» **RECORD LIST**:
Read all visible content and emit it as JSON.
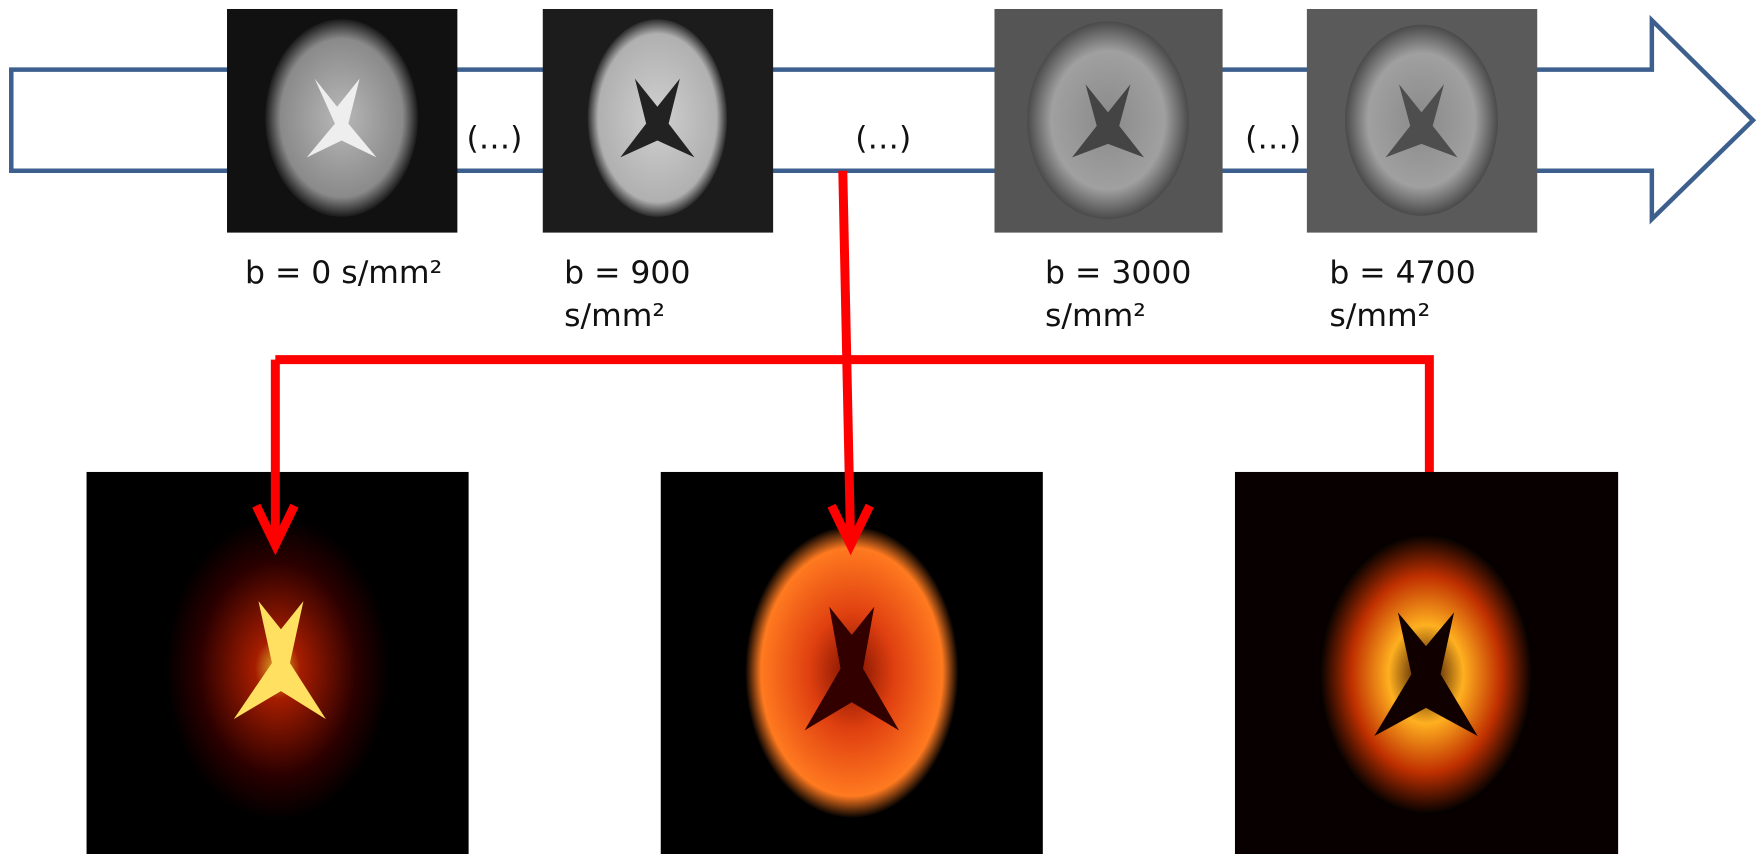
{
  "b_value_images": [
    {
      "label_lines": [
        "b = 0 s/mm²"
      ]
    },
    {
      "label_lines": [
        "b = 900",
        "s/mm²"
      ]
    },
    {
      "label_lines": [
        "b = 3000",
        "s/mm²"
      ]
    },
    {
      "label_lines": [
        "b = 4700",
        "s/mm²"
      ]
    }
  ],
  "gap_markers": [
    "(…)",
    "(…)",
    "(…)"
  ]
}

» **THE PROBLEM**: Repeat each record exactly, with the pictures left out.

» **WRITTEN SOLUTION**:
Read all visible content and emit it as JSON.
{
  "b_value_images": [
    {
      "label_lines": [
        "b = 0 s/mm²"
      ]
    },
    {
      "label_lines": [
        "b = 900",
        "s/mm²"
      ]
    },
    {
      "label_lines": [
        "b = 3000",
        "s/mm²"
      ]
    },
    {
      "label_lines": [
        "b = 4700",
        "s/mm²"
      ]
    }
  ],
  "gap_markers": [
    "(…)",
    "(…)",
    "(…)"
  ]
}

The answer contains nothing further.